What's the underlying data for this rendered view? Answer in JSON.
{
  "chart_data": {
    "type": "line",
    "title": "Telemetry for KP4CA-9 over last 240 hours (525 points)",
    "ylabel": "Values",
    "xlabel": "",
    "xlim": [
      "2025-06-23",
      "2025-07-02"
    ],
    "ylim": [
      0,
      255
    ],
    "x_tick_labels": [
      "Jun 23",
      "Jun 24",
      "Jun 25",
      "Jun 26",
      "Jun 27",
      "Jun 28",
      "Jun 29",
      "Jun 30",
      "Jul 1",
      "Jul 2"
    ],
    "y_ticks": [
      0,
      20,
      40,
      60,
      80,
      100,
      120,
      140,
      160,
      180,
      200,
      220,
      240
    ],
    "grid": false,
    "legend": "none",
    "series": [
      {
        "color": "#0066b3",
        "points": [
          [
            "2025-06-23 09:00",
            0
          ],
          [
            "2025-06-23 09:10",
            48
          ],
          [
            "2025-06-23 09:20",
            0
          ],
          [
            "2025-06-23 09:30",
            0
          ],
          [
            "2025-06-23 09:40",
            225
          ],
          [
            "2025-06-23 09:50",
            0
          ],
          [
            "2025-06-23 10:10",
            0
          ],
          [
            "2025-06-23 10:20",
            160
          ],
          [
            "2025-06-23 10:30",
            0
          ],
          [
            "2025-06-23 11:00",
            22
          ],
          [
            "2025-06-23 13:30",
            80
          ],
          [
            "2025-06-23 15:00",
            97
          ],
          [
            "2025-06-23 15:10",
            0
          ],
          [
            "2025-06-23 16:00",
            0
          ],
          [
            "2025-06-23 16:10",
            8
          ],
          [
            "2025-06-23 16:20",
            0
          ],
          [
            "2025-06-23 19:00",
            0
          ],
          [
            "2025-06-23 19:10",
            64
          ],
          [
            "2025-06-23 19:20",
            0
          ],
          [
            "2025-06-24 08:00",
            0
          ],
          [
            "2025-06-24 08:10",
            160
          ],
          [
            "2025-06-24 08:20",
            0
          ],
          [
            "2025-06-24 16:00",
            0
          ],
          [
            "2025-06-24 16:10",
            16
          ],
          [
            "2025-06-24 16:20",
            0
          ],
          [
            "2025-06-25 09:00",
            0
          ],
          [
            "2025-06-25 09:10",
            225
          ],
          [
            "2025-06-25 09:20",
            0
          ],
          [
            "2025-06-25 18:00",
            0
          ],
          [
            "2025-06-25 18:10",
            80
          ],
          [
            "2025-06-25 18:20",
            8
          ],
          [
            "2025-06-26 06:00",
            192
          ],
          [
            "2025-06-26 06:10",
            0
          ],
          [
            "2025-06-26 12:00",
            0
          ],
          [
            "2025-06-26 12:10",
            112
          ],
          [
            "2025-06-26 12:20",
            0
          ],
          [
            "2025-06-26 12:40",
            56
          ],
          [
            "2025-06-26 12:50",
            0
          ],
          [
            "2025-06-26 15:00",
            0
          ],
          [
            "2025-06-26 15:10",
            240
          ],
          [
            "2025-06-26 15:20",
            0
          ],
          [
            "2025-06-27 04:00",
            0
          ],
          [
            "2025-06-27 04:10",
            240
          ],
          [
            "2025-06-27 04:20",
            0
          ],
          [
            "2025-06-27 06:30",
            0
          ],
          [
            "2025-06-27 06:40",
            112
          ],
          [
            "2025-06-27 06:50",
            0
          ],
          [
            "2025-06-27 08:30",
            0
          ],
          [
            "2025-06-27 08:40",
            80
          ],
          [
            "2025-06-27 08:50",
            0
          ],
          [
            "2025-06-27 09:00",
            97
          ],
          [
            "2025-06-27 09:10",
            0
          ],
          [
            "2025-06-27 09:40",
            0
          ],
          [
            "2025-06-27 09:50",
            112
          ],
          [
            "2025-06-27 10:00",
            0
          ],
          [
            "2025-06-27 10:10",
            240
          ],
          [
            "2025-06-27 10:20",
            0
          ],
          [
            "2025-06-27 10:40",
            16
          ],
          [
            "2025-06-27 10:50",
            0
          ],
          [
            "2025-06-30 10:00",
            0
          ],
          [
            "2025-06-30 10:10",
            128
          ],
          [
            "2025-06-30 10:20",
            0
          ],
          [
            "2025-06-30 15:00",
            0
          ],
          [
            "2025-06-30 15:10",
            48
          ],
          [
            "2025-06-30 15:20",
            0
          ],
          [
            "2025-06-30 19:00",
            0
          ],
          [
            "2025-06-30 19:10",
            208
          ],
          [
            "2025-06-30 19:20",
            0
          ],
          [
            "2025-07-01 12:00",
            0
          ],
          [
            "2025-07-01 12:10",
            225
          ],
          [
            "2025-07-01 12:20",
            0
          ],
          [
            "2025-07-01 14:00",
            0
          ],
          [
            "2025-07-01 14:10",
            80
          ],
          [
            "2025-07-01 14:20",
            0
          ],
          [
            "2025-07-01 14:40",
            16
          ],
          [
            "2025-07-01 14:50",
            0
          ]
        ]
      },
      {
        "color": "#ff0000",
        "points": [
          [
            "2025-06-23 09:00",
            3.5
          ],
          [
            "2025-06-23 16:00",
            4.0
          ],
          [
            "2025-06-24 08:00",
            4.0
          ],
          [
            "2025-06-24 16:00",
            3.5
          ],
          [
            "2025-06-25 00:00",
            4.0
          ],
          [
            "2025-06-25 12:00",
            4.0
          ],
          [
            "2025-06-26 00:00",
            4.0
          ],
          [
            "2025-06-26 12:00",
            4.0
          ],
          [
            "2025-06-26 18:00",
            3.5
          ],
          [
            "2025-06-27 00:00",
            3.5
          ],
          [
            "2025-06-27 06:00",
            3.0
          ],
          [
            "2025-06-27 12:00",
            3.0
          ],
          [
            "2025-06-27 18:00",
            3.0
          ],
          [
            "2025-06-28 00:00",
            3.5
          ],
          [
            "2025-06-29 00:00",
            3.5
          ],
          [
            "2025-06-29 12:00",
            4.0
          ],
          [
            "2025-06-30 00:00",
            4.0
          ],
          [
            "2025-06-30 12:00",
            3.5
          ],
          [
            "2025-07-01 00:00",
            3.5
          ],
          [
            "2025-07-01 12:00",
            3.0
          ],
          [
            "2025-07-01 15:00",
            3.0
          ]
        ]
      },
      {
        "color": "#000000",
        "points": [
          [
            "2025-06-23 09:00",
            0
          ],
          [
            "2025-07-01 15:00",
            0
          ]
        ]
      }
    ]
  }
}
◇ ◇ ◇
What you will do =
Transcribe the entire listing above precisely.

Solution =
What's the underlying data for this rendered view? Answer in JSON.
{
  "chart_data": {
    "type": "line",
    "title": "Telemetry for KP4CA-9 over last 240 hours (525 points)",
    "ylabel": "Values",
    "xlabel": "",
    "xlim": [
      "2025-06-23",
      "2025-07-02"
    ],
    "ylim": [
      0,
      255
    ],
    "x_tick_labels": [
      "Jun 23",
      "Jun 24",
      "Jun 25",
      "Jun 26",
      "Jun 27",
      "Jun 28",
      "Jun 29",
      "Jun 30",
      "Jul 1",
      "Jul 2"
    ],
    "y_ticks": [
      0,
      20,
      40,
      60,
      80,
      100,
      120,
      140,
      160,
      180,
      200,
      220,
      240
    ],
    "grid": false,
    "legend": "none",
    "series": [
      {
        "color": "#0066b3",
        "points": [
          [
            "2025-06-23 09:00",
            0
          ],
          [
            "2025-06-23 09:10",
            48
          ],
          [
            "2025-06-23 09:20",
            0
          ],
          [
            "2025-06-23 09:30",
            0
          ],
          [
            "2025-06-23 09:40",
            225
          ],
          [
            "2025-06-23 09:50",
            0
          ],
          [
            "2025-06-23 10:10",
            0
          ],
          [
            "2025-06-23 10:20",
            160
          ],
          [
            "2025-06-23 10:30",
            0
          ],
          [
            "2025-06-23 11:00",
            22
          ],
          [
            "2025-06-23 13:30",
            80
          ],
          [
            "2025-06-23 15:00",
            97
          ],
          [
            "2025-06-23 15:10",
            0
          ],
          [
            "2025-06-23 16:00",
            0
          ],
          [
            "2025-06-23 16:10",
            8
          ],
          [
            "2025-06-23 16:20",
            0
          ],
          [
            "2025-06-23 19:00",
            0
          ],
          [
            "2025-06-23 19:10",
            64
          ],
          [
            "2025-06-23 19:20",
            0
          ],
          [
            "2025-06-24 08:00",
            0
          ],
          [
            "2025-06-24 08:10",
            160
          ],
          [
            "2025-06-24 08:20",
            0
          ],
          [
            "2025-06-24 16:00",
            0
          ],
          [
            "2025-06-24 16:10",
            16
          ],
          [
            "2025-06-24 16:20",
            0
          ],
          [
            "2025-06-25 09:00",
            0
          ],
          [
            "2025-06-25 09:10",
            225
          ],
          [
            "2025-06-25 09:20",
            0
          ],
          [
            "2025-06-25 18:00",
            0
          ],
          [
            "2025-06-25 18:10",
            80
          ],
          [
            "2025-06-25 18:20",
            8
          ],
          [
            "2025-06-26 06:00",
            192
          ],
          [
            "2025-06-26 06:10",
            0
          ],
          [
            "2025-06-26 12:00",
            0
          ],
          [
            "2025-06-26 12:10",
            112
          ],
          [
            "2025-06-26 12:20",
            0
          ],
          [
            "2025-06-26 12:40",
            56
          ],
          [
            "2025-06-26 12:50",
            0
          ],
          [
            "2025-06-26 15:00",
            0
          ],
          [
            "2025-06-26 15:10",
            240
          ],
          [
            "2025-06-26 15:20",
            0
          ],
          [
            "2025-06-27 04:00",
            0
          ],
          [
            "2025-06-27 04:10",
            240
          ],
          [
            "2025-06-27 04:20",
            0
          ],
          [
            "2025-06-27 06:30",
            0
          ],
          [
            "2025-06-27 06:40",
            112
          ],
          [
            "2025-06-27 06:50",
            0
          ],
          [
            "2025-06-27 08:30",
            0
          ],
          [
            "2025-06-27 08:40",
            80
          ],
          [
            "2025-06-27 08:50",
            0
          ],
          [
            "2025-06-27 09:00",
            97
          ],
          [
            "2025-06-27 09:10",
            0
          ],
          [
            "2025-06-27 09:40",
            0
          ],
          [
            "2025-06-27 09:50",
            112
          ],
          [
            "2025-06-27 10:00",
            0
          ],
          [
            "2025-06-27 10:10",
            240
          ],
          [
            "2025-06-27 10:20",
            0
          ],
          [
            "2025-06-27 10:40",
            16
          ],
          [
            "2025-06-27 10:50",
            0
          ],
          [
            "2025-06-30 10:00",
            0
          ],
          [
            "2025-06-30 10:10",
            128
          ],
          [
            "2025-06-30 10:20",
            0
          ],
          [
            "2025-06-30 15:00",
            0
          ],
          [
            "2025-06-30 15:10",
            48
          ],
          [
            "2025-06-30 15:20",
            0
          ],
          [
            "2025-06-30 19:00",
            0
          ],
          [
            "2025-06-30 19:10",
            208
          ],
          [
            "2025-06-30 19:20",
            0
          ],
          [
            "2025-07-01 12:00",
            0
          ],
          [
            "2025-07-01 12:10",
            225
          ],
          [
            "2025-07-01 12:20",
            0
          ],
          [
            "2025-07-01 14:00",
            0
          ],
          [
            "2025-07-01 14:10",
            80
          ],
          [
            "2025-07-01 14:20",
            0
          ],
          [
            "2025-07-01 14:40",
            16
          ],
          [
            "2025-07-01 14:50",
            0
          ]
        ]
      },
      {
        "color": "#ff0000",
        "points": [
          [
            "2025-06-23 09:00",
            3.5
          ],
          [
            "2025-06-23 16:00",
            4.0
          ],
          [
            "2025-06-24 08:00",
            4.0
          ],
          [
            "2025-06-24 16:00",
            3.5
          ],
          [
            "2025-06-25 00:00",
            4.0
          ],
          [
            "2025-06-25 12:00",
            4.0
          ],
          [
            "2025-06-26 00:00",
            4.0
          ],
          [
            "2025-06-26 12:00",
            4.0
          ],
          [
            "2025-06-26 18:00",
            3.5
          ],
          [
            "2025-06-27 00:00",
            3.5
          ],
          [
            "2025-06-27 06:00",
            3.0
          ],
          [
            "2025-06-27 12:00",
            3.0
          ],
          [
            "2025-06-27 18:00",
            3.0
          ],
          [
            "2025-06-28 00:00",
            3.5
          ],
          [
            "2025-06-29 00:00",
            3.5
          ],
          [
            "2025-06-29 12:00",
            4.0
          ],
          [
            "2025-06-30 00:00",
            4.0
          ],
          [
            "2025-06-30 12:00",
            3.5
          ],
          [
            "2025-07-01 00:00",
            3.5
          ],
          [
            "2025-07-01 12:00",
            3.0
          ],
          [
            "2025-07-01 15:00",
            3.0
          ]
        ]
      },
      {
        "color": "#000000",
        "points": [
          [
            "2025-06-23 09:00",
            0
          ],
          [
            "2025-07-01 15:00",
            0
          ]
        ]
      }
    ]
  }
}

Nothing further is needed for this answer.